◆ The problem ◆
Put every line of the listing below into a JSON list of strings, one string per line, skipping any blank lines.

◆ Annotated region listings ◆
= = = =

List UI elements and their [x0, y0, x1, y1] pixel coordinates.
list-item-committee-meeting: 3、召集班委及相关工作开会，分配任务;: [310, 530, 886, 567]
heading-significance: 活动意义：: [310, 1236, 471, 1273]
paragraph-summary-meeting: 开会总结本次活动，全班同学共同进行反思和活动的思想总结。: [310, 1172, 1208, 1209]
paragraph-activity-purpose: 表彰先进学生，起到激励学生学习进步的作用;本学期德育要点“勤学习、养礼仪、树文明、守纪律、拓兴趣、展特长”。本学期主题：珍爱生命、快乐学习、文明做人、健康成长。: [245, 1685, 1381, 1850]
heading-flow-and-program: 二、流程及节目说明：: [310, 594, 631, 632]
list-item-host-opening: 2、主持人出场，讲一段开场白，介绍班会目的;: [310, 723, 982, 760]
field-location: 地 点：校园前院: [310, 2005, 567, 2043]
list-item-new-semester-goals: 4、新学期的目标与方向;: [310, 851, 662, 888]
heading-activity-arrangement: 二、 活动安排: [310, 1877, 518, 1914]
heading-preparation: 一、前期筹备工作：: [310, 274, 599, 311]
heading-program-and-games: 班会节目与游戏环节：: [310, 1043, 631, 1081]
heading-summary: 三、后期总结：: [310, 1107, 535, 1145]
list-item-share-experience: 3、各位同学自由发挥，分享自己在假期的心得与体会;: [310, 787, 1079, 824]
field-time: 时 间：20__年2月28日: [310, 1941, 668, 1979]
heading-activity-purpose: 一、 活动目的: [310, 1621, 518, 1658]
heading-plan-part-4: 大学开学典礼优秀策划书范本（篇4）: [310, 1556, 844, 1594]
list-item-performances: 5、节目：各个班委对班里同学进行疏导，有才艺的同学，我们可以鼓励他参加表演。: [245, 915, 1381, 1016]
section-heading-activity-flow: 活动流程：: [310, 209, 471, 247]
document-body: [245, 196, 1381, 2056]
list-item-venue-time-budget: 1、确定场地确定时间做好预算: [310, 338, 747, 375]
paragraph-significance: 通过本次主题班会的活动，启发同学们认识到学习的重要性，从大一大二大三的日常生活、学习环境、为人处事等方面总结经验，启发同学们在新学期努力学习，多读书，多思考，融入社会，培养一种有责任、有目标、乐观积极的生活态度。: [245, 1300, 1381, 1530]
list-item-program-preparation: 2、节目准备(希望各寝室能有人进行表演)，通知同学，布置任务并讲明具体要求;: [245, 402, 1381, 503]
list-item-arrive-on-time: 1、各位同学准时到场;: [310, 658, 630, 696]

= = = =

◆ Written solution ◆
[
  "List UI elements and their [x0, y0, x1, y1] pixel coordinates.",
  "list-item-committee-meeting: 3、召集班委及相关工作开会，分配任务;: [310, 530, 886, 567]",
  "heading-significance: 活动意义：: [310, 1236, 471, 1273]",
  "paragraph-summary-meeting: 开会总结本次活动，全班同学共同进行反思和活动的思想总结。: [310, 1172, 1208, 1209]",
  "paragraph-activity-purpose: 表彰先进学生，起到激励学生学习进步的作用;本学期德育要点“勤学习、养礼仪、树文明、守纪律、拓兴趣、展特长”。本学期主题：珍爱生命、快乐学习、文明做人、健康成长。: [245, 1685, 1381, 1850]",
  "heading-flow-and-program: 二、流程及节目说明：: [310, 594, 631, 632]",
  "list-item-host-opening: 2、主持人出场，讲一段开场白，介绍班会目的;: [310, 723, 982, 760]",
  "field-location: 地 点：校园前院: [310, 2005, 567, 2043]",
  "list-item-new-semester-goals: 4、新学期的目标与方向;: [310, 851, 662, 888]",
  "heading-activity-arrangement: 二、 活动安排: [310, 1877, 518, 1914]",
  "heading-preparation: 一、前期筹备工作：: [310, 274, 599, 311]",
  "heading-program-and-games: 班会节目与游戏环节：: [310, 1043, 631, 1081]",
  "heading-summary: 三、后期总结：: [310, 1107, 535, 1145]",
  "list-item-share-experience: 3、各位同学自由发挥，分享自己在假期的心得与体会;: [310, 787, 1079, 824]",
  "field-time: 时 间：20__年2月28日: [310, 1941, 668, 1979]",
  "heading-activity-purpose: 一、 活动目的: [310, 1621, 518, 1658]",
  "heading-plan-part-4: 大学开学典礼优秀策划书范本（篇4）: [310, 1556, 844, 1594]",
  "list-item-performances: 5、节目：各个班委对班里同学进行疏导，有才艺的同学，我们可以鼓励他参加表演。: [245, 915, 1381, 1016]",
  "section-heading-activity-flow: 活动流程：: [310, 209, 471, 247]",
  "document-body: [245, 196, 1381, 2056]",
  "list-item-venue-time-budget: 1、确定场地确定时间做好预算: [310, 338, 747, 375]",
  "paragraph-significance: 通过本次主题班会的活动，启发同学们认识到学习的重要性，从大一大二大三的日常生活、学习环境、为人处事等方面总结经验，启发同学们在新学期努力学习，多读书，多思考，融入社会，培养一种有责任、有目标、乐观积极的生活态度。: [245, 1300, 1381, 1530]",
  "list-item-program-preparation: 2、节目准备(希望各寝室能有人进行表演)，通知同学，布置任务并讲明具体要求;: [245, 402, 1381, 503]",
  "list-item-arrive-on-time: 1、各位同学准时到场;: [310, 658, 630, 696]"
]